- **What you should do**: Gather every line that includes the word "Erstanträge", please.

- **Rows**:

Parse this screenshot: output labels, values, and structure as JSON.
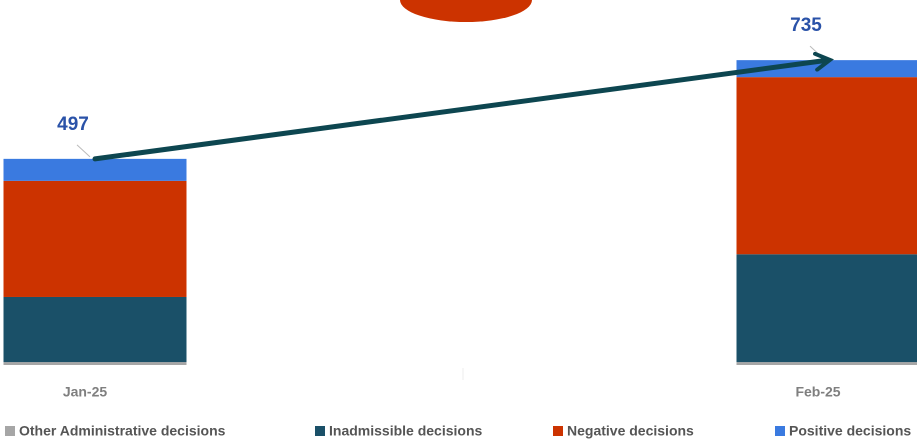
{
  "chart_data": {
    "type": "stacked-bar",
    "categories": [
      "Jan-25",
      "Feb-25"
    ],
    "series": [
      {
        "name": "Other Administrative decisions",
        "color": "#a6a6a6",
        "values": [
          7,
          7
        ]
      },
      {
        "name": "Inadmissible decisions",
        "color": "#1a5068",
        "values": [
          157,
          260
        ]
      },
      {
        "name": "Negative decisions",
        "color": "#cc3300",
        "values": [
          280,
          427
        ]
      },
      {
        "name": "Positive decisions",
        "color": "#3a7ae0",
        "values": [
          53,
          41
        ]
      }
    ],
    "totals": [
      497,
      735
    ],
    "ylim": [
      0,
      880
    ]
  }
}
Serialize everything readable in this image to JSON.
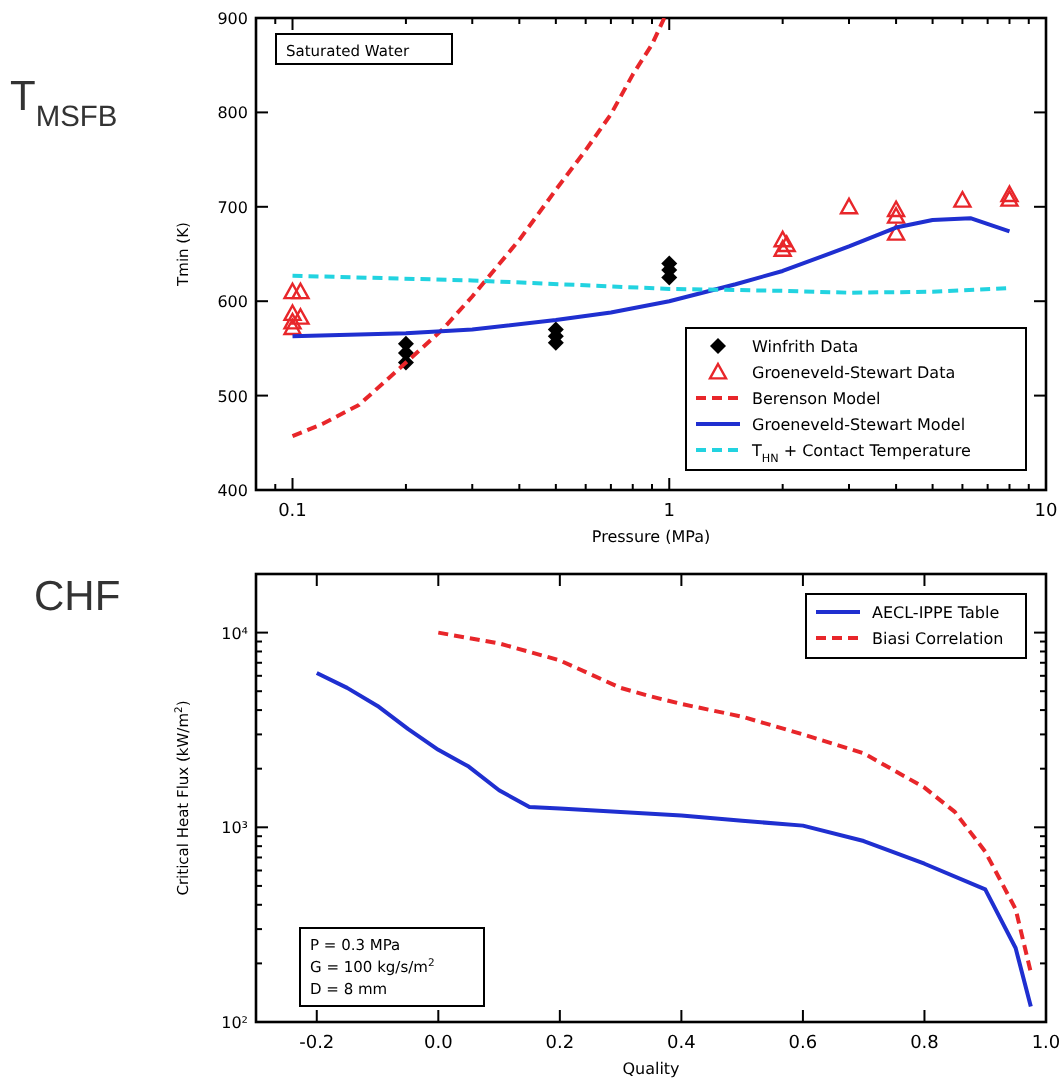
{
  "chart_data": [
    {
      "type": "line",
      "title": "T$_{MSFB}$",
      "xlabel": "Pressure (MPa)",
      "ylabel": "Tmin (K)",
      "log": "x",
      "legend": "bottom right",
      "grid": false,
      "xlim": [
        0.08,
        10
      ],
      "ylim": [
        400,
        900
      ],
      "xticks": [
        {
          "value": 0.08,
          "label": null
        },
        {
          "value": 0.09,
          "label": null
        },
        0.1,
        {
          "value": 0.2,
          "label": null
        },
        {
          "value": 0.3,
          "label": null
        },
        {
          "value": 0.4,
          "label": null
        },
        {
          "value": 0.5,
          "label": null
        },
        {
          "value": 0.6,
          "label": null
        },
        {
          "value": 0.7,
          "label": null
        },
        {
          "value": 0.8,
          "label": null
        },
        {
          "value": 0.9,
          "label": null
        },
        1,
        {
          "value": 2,
          "label": null
        },
        {
          "value": 3,
          "label": null
        },
        {
          "value": 4,
          "label": null
        },
        {
          "value": 5,
          "label": null
        },
        {
          "value": 6,
          "label": null
        },
        {
          "value": 7,
          "label": null
        },
        {
          "value": 8,
          "label": null
        },
        {
          "value": 9,
          "label": null
        },
        10
      ],
      "yticks": [
        400,
        500,
        600,
        700,
        800,
        900
      ],
      "annotations": [
        "Saturated Water"
      ],
      "series": [
        {
          "name": "Winfrith Data",
          "type": "scatter",
          "marker": "diamond",
          "color": "#000000",
          "x": [
            0.2,
            0.2,
            0.2,
            0.5,
            0.5,
            0.5,
            1,
            1,
            1
          ],
          "values": [
            555,
            545,
            535,
            570,
            563,
            556,
            640,
            633,
            625
          ]
        },
        {
          "name": "Groeneveld-Stewart Data",
          "type": "scatter",
          "marker": "triangle",
          "color": "#e8262a",
          "x": [
            0.1,
            0.105,
            0.1,
            0.105,
            0.1,
            0.1,
            2,
            2.05,
            2,
            3,
            4,
            4,
            4,
            6,
            8,
            8
          ],
          "values": [
            610,
            610,
            587,
            583,
            578,
            572,
            665,
            660,
            655,
            700,
            697,
            690,
            672,
            707,
            713,
            708
          ]
        },
        {
          "name": "Berenson Model",
          "type": "line",
          "line_style": "dashed",
          "color": "#e8262a",
          "x": [
            0.1,
            0.12,
            0.15,
            0.2,
            0.25,
            0.3,
            0.4,
            0.5,
            0.6,
            0.7,
            0.8,
            0.9,
            0.97
          ],
          "values": [
            457,
            470,
            490,
            535,
            570,
            605,
            665,
            718,
            760,
            798,
            840,
            872,
            900
          ]
        },
        {
          "name": "Groeneveld-Stewart Model",
          "type": "line",
          "line_style": "solid",
          "color": "#1f2fd0",
          "x": [
            0.1,
            0.2,
            0.3,
            0.5,
            0.7,
            1,
            1.5,
            2,
            3,
            4,
            5,
            6.3,
            8
          ],
          "values": [
            563,
            566,
            570,
            580,
            588,
            600,
            618,
            632,
            658,
            678,
            686,
            688,
            674
          ]
        },
        {
          "name": "T$_{HN}$ + Contact Temperature",
          "type": "line",
          "line_style": "dashed",
          "color": "#22d3e0",
          "x": [
            0.1,
            0.3,
            1,
            2,
            3,
            5,
            8
          ],
          "values": [
            627,
            622,
            613,
            611,
            609,
            610,
            614
          ]
        }
      ]
    },
    {
      "type": "line",
      "title": "CHF",
      "xlabel": "Quality",
      "ylabel": "Critical Heat Flux (kW/m$^{2}$)",
      "log": "y",
      "legend": "top right",
      "grid": false,
      "xlim": [
        -0.3,
        1.0
      ],
      "ylim": [
        100,
        20000
      ],
      "xticks": [
        -0.2,
        {
          "value": 0,
          "label": "0.0"
        },
        0.2,
        0.4,
        0.6,
        0.8,
        {
          "value": 1,
          "label": "1.0"
        }
      ],
      "yticks": [
        {
          "value": 100,
          "label": "10²"
        },
        {
          "value": 200,
          "label": null
        },
        {
          "value": 300,
          "label": null
        },
        {
          "value": 400,
          "label": null
        },
        {
          "value": 500,
          "label": null
        },
        {
          "value": 600,
          "label": null
        },
        {
          "value": 700,
          "label": null
        },
        {
          "value": 800,
          "label": null
        },
        {
          "value": 900,
          "label": null
        },
        {
          "value": 1000,
          "label": "10³"
        },
        {
          "value": 2000,
          "label": null
        },
        {
          "value": 3000,
          "label": null
        },
        {
          "value": 4000,
          "label": null
        },
        {
          "value": 5000,
          "label": null
        },
        {
          "value": 6000,
          "label": null
        },
        {
          "value": 7000,
          "label": null
        },
        {
          "value": 8000,
          "label": null
        },
        {
          "value": 9000,
          "label": null
        },
        {
          "value": 10000,
          "label": "10⁴"
        },
        {
          "value": 20000,
          "label": null
        }
      ],
      "annotations": [
        "P = 0.3 MPa",
        "G = 100 kg/s/m$^{2}$",
        "D = 8 mm"
      ],
      "series": [
        {
          "name": "AECL-IPPE Table",
          "type": "line",
          "line_style": "solid",
          "color": "#1f2fd0",
          "x": [
            -0.2,
            -0.15,
            -0.1,
            -0.05,
            0,
            0.05,
            0.1,
            0.15,
            0.2,
            0.3,
            0.4,
            0.5,
            0.6,
            0.7,
            0.8,
            0.9,
            0.95,
            0.975
          ],
          "values": [
            6200,
            5200,
            4200,
            3200,
            2500,
            2050,
            1550,
            1270,
            1250,
            1200,
            1150,
            1080,
            1020,
            850,
            650,
            480,
            240,
            120
          ]
        },
        {
          "name": "Biasi Correlation",
          "type": "line",
          "line_style": "dashed",
          "color": "#e8262a",
          "x": [
            0,
            0.1,
            0.2,
            0.3,
            0.35,
            0.4,
            0.5,
            0.6,
            0.7,
            0.8,
            0.85,
            0.9,
            0.95,
            0.975
          ],
          "values": [
            10000,
            8800,
            7200,
            5200,
            4700,
            4300,
            3700,
            3000,
            2400,
            1600,
            1200,
            750,
            380,
            180
          ]
        }
      ]
    }
  ]
}
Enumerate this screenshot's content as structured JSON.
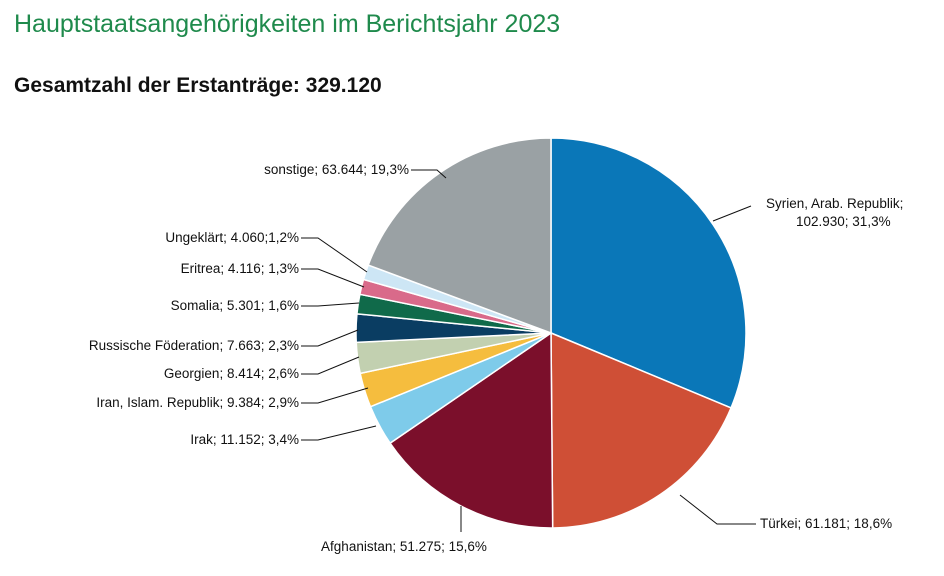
{
  "title": "Hauptstaatsangehörigkeiten im Berichtsjahr 2023",
  "subtitle": "Gesamtzahl der Erstanträge: 329.120",
  "chart_data": {
    "type": "pie",
    "title": "Hauptstaatsangehörigkeiten im Berichtsjahr 2023",
    "subtitle": "Gesamtzahl der Erstanträge: 329.120",
    "total": 329120,
    "start_angle": "12 o'clock, clockwise",
    "slices": [
      {
        "name": "Syrien, Arab. Republik",
        "value": 102930,
        "percent": 31.3,
        "color": "#0a77b8",
        "label_lines": [
          "Syrien, Arab. Republik;",
          "102.930; 31,3%"
        ]
      },
      {
        "name": "Türkei",
        "value": 61181,
        "percent": 18.6,
        "color": "#cf4f36",
        "label_lines": [
          "Türkei; 61.181; 18,6%"
        ]
      },
      {
        "name": "Afghanistan",
        "value": 51275,
        "percent": 15.6,
        "color": "#7b0f2b",
        "label_lines": [
          "Afghanistan; 51.275; 15,6%"
        ]
      },
      {
        "name": "Irak",
        "value": 11152,
        "percent": 3.4,
        "color": "#7ecbea",
        "label_lines": [
          "Irak; 11.152; 3,4%"
        ]
      },
      {
        "name": "Iran, Islam. Republik",
        "value": 9384,
        "percent": 2.9,
        "color": "#f5bd3e",
        "label_lines": [
          "Iran, Islam. Republik; 9.384; 2,9%"
        ]
      },
      {
        "name": "Georgien",
        "value": 8414,
        "percent": 2.6,
        "color": "#c2d0b0",
        "label_lines": [
          "Georgien; 8.414; 2,6%"
        ]
      },
      {
        "name": "Russische Föderation",
        "value": 7663,
        "percent": 2.3,
        "color": "#0a3d62",
        "label_lines": [
          "Russische Föderation; 7.663; 2,3%"
        ]
      },
      {
        "name": "Somalia",
        "value": 5301,
        "percent": 1.6,
        "color": "#106a4a",
        "label_lines": [
          "Somalia; 5.301; 1,6%"
        ]
      },
      {
        "name": "Eritrea",
        "value": 4116,
        "percent": 1.3,
        "color": "#d96a8a",
        "label_lines": [
          "Eritrea; 4.116; 1,3%"
        ]
      },
      {
        "name": "Ungeklärt",
        "value": 4060,
        "percent": 1.2,
        "color": "#cde6f5",
        "label_lines": [
          "Ungeklärt; 4.060;1,2%"
        ]
      },
      {
        "name": "sonstige",
        "value": 63644,
        "percent": 19.3,
        "color": "#9aa1a4",
        "label_lines": [
          "sonstige; 63.644; 19,3%"
        ]
      }
    ]
  }
}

- **Answer below**:
  "subtitle": "Gesamtzahl der Erstanträge: 329.120",
    "subtitle": "Gesamtzahl der Erstanträge: 329.120",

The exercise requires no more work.